EXERCISE PROMPT => Repeat every line below exactly as it reads.

--- START TASK MATERIAL ---

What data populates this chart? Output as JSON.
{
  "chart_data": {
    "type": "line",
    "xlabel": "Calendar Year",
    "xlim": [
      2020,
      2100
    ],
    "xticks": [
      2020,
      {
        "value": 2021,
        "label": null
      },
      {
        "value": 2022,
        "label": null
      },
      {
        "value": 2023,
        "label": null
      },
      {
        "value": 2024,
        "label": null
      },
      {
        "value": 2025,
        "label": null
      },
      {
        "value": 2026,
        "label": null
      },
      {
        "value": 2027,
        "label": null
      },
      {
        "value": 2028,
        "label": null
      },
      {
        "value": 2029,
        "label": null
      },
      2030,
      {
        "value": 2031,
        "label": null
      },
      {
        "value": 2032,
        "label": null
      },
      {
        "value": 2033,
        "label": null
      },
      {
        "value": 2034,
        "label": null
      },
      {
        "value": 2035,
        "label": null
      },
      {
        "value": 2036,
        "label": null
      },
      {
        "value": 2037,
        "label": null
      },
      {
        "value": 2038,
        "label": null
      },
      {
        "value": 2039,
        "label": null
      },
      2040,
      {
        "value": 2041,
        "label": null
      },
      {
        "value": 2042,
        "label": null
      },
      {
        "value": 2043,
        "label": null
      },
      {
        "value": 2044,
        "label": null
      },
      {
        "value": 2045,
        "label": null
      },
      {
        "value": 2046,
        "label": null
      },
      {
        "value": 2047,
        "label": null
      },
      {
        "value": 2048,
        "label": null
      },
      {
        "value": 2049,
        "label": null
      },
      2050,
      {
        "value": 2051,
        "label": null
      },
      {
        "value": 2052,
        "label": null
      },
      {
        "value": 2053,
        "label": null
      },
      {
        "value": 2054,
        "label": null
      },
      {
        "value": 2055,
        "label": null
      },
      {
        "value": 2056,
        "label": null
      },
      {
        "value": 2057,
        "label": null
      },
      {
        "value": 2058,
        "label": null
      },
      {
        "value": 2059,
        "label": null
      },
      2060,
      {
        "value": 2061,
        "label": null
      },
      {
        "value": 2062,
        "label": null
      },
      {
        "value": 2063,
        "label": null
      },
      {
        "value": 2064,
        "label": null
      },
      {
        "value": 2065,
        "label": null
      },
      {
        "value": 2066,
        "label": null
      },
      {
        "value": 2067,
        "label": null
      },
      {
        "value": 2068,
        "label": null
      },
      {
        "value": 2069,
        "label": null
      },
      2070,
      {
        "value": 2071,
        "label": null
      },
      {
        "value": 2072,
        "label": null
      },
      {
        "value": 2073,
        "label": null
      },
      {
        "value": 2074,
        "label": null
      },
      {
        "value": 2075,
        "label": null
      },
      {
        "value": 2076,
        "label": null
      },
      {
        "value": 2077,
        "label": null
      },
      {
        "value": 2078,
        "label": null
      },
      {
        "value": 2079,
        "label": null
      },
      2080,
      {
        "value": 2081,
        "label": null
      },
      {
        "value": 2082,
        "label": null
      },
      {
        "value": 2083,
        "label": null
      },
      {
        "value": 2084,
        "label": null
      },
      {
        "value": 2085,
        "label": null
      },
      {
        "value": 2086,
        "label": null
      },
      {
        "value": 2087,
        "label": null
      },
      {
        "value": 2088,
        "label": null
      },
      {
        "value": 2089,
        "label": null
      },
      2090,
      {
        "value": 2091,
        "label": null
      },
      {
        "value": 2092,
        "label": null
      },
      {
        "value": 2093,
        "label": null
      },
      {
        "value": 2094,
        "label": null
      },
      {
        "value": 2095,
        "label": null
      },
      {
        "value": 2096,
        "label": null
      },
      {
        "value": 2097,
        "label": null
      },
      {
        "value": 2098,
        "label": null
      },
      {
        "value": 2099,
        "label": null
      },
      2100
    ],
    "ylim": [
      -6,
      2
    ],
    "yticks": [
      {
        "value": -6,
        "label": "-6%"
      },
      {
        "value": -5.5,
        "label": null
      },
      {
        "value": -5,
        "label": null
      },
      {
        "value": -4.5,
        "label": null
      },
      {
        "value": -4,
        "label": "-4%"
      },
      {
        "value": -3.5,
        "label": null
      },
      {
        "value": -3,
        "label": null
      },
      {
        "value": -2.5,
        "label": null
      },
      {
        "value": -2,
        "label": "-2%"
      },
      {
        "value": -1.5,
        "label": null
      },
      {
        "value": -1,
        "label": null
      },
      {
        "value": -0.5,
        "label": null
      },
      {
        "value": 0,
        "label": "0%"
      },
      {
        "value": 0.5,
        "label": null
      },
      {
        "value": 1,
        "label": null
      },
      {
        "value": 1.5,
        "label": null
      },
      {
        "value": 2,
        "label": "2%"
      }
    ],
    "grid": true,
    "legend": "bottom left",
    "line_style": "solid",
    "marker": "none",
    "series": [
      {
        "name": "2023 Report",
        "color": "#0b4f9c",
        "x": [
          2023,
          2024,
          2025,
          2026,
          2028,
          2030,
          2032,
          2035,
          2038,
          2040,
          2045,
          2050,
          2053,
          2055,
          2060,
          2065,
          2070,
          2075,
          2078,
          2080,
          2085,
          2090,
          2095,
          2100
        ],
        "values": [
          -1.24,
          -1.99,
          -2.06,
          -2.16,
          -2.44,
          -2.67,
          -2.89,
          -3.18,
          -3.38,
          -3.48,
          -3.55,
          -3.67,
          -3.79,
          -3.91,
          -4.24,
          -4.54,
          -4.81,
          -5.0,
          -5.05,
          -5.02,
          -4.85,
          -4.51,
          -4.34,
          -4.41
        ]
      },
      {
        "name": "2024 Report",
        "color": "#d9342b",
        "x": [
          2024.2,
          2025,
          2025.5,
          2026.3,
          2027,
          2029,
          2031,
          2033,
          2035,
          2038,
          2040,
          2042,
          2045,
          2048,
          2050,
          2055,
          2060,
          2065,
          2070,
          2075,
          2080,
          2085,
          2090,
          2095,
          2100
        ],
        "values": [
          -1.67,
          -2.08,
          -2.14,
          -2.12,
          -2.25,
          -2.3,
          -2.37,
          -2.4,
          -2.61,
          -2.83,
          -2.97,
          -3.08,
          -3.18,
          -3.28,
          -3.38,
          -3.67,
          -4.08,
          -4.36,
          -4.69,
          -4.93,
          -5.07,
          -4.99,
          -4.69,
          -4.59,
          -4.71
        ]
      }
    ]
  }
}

--- END TASK MATERIAL ---

WORKED ANSWER =>
What data populates this chart? Output as JSON.
{
  "chart_data": {
    "type": "line",
    "xlabel": "Calendar Year",
    "xlim": [
      2020,
      2100
    ],
    "xticks": [
      2020,
      {
        "value": 2021,
        "label": null
      },
      {
        "value": 2022,
        "label": null
      },
      {
        "value": 2023,
        "label": null
      },
      {
        "value": 2024,
        "label": null
      },
      {
        "value": 2025,
        "label": null
      },
      {
        "value": 2026,
        "label": null
      },
      {
        "value": 2027,
        "label": null
      },
      {
        "value": 2028,
        "label": null
      },
      {
        "value": 2029,
        "label": null
      },
      2030,
      {
        "value": 2031,
        "label": null
      },
      {
        "value": 2032,
        "label": null
      },
      {
        "value": 2033,
        "label": null
      },
      {
        "value": 2034,
        "label": null
      },
      {
        "value": 2035,
        "label": null
      },
      {
        "value": 2036,
        "label": null
      },
      {
        "value": 2037,
        "label": null
      },
      {
        "value": 2038,
        "label": null
      },
      {
        "value": 2039,
        "label": null
      },
      2040,
      {
        "value": 2041,
        "label": null
      },
      {
        "value": 2042,
        "label": null
      },
      {
        "value": 2043,
        "label": null
      },
      {
        "value": 2044,
        "label": null
      },
      {
        "value": 2045,
        "label": null
      },
      {
        "value": 2046,
        "label": null
      },
      {
        "value": 2047,
        "label": null
      },
      {
        "value": 2048,
        "label": null
      },
      {
        "value": 2049,
        "label": null
      },
      2050,
      {
        "value": 2051,
        "label": null
      },
      {
        "value": 2052,
        "label": null
      },
      {
        "value": 2053,
        "label": null
      },
      {
        "value": 2054,
        "label": null
      },
      {
        "value": 2055,
        "label": null
      },
      {
        "value": 2056,
        "label": null
      },
      {
        "value": 2057,
        "label": null
      },
      {
        "value": 2058,
        "label": null
      },
      {
        "value": 2059,
        "label": null
      },
      2060,
      {
        "value": 2061,
        "label": null
      },
      {
        "value": 2062,
        "label": null
      },
      {
        "value": 2063,
        "label": null
      },
      {
        "value": 2064,
        "label": null
      },
      {
        "value": 2065,
        "label": null
      },
      {
        "value": 2066,
        "label": null
      },
      {
        "value": 2067,
        "label": null
      },
      {
        "value": 2068,
        "label": null
      },
      {
        "value": 2069,
        "label": null
      },
      2070,
      {
        "value": 2071,
        "label": null
      },
      {
        "value": 2072,
        "label": null
      },
      {
        "value": 2073,
        "label": null
      },
      {
        "value": 2074,
        "label": null
      },
      {
        "value": 2075,
        "label": null
      },
      {
        "value": 2076,
        "label": null
      },
      {
        "value": 2077,
        "label": null
      },
      {
        "value": 2078,
        "label": null
      },
      {
        "value": 2079,
        "label": null
      },
      2080,
      {
        "value": 2081,
        "label": null
      },
      {
        "value": 2082,
        "label": null
      },
      {
        "value": 2083,
        "label": null
      },
      {
        "value": 2084,
        "label": null
      },
      {
        "value": 2085,
        "label": null
      },
      {
        "value": 2086,
        "label": null
      },
      {
        "value": 2087,
        "label": null
      },
      {
        "value": 2088,
        "label": null
      },
      {
        "value": 2089,
        "label": null
      },
      2090,
      {
        "value": 2091,
        "label": null
      },
      {
        "value": 2092,
        "label": null
      },
      {
        "value": 2093,
        "label": null
      },
      {
        "value": 2094,
        "label": null
      },
      {
        "value": 2095,
        "label": null
      },
      {
        "value": 2096,
        "label": null
      },
      {
        "value": 2097,
        "label": null
      },
      {
        "value": 2098,
        "label": null
      },
      {
        "value": 2099,
        "label": null
      },
      2100
    ],
    "ylim": [
      -6,
      2
    ],
    "yticks": [
      {
        "value": -6,
        "label": "-6%"
      },
      {
        "value": -5.5,
        "label": null
      },
      {
        "value": -5,
        "label": null
      },
      {
        "value": -4.5,
        "label": null
      },
      {
        "value": -4,
        "label": "-4%"
      },
      {
        "value": -3.5,
        "label": null
      },
      {
        "value": -3,
        "label": null
      },
      {
        "value": -2.5,
        "label": null
      },
      {
        "value": -2,
        "label": "-2%"
      },
      {
        "value": -1.5,
        "label": null
      },
      {
        "value": -1,
        "label": null
      },
      {
        "value": -0.5,
        "label": null
      },
      {
        "value": 0,
        "label": "0%"
      },
      {
        "value": 0.5,
        "label": null
      },
      {
        "value": 1,
        "label": null
      },
      {
        "value": 1.5,
        "label": null
      },
      {
        "value": 2,
        "label": "2%"
      }
    ],
    "grid": true,
    "legend": "bottom left",
    "line_style": "solid",
    "marker": "none",
    "series": [
      {
        "name": "2023 Report",
        "color": "#0b4f9c",
        "x": [
          2023,
          2024,
          2025,
          2026,
          2028,
          2030,
          2032,
          2035,
          2038,
          2040,
          2045,
          2050,
          2053,
          2055,
          2060,
          2065,
          2070,
          2075,
          2078,
          2080,
          2085,
          2090,
          2095,
          2100
        ],
        "values": [
          -1.24,
          -1.99,
          -2.06,
          -2.16,
          -2.44,
          -2.67,
          -2.89,
          -3.18,
          -3.38,
          -3.48,
          -3.55,
          -3.67,
          -3.79,
          -3.91,
          -4.24,
          -4.54,
          -4.81,
          -5.0,
          -5.05,
          -5.02,
          -4.85,
          -4.51,
          -4.34,
          -4.41
        ]
      },
      {
        "name": "2024 Report",
        "color": "#d9342b",
        "x": [
          2024.2,
          2025,
          2025.5,
          2026.3,
          2027,
          2029,
          2031,
          2033,
          2035,
          2038,
          2040,
          2042,
          2045,
          2048,
          2050,
          2055,
          2060,
          2065,
          2070,
          2075,
          2080,
          2085,
          2090,
          2095,
          2100
        ],
        "values": [
          -1.67,
          -2.08,
          -2.14,
          -2.12,
          -2.25,
          -2.3,
          -2.37,
          -2.4,
          -2.61,
          -2.83,
          -2.97,
          -3.08,
          -3.18,
          -3.28,
          -3.38,
          -3.67,
          -4.08,
          -4.36,
          -4.69,
          -4.93,
          -5.07,
          -4.99,
          -4.69,
          -4.59,
          -4.71
        ]
      }
    ]
  }
}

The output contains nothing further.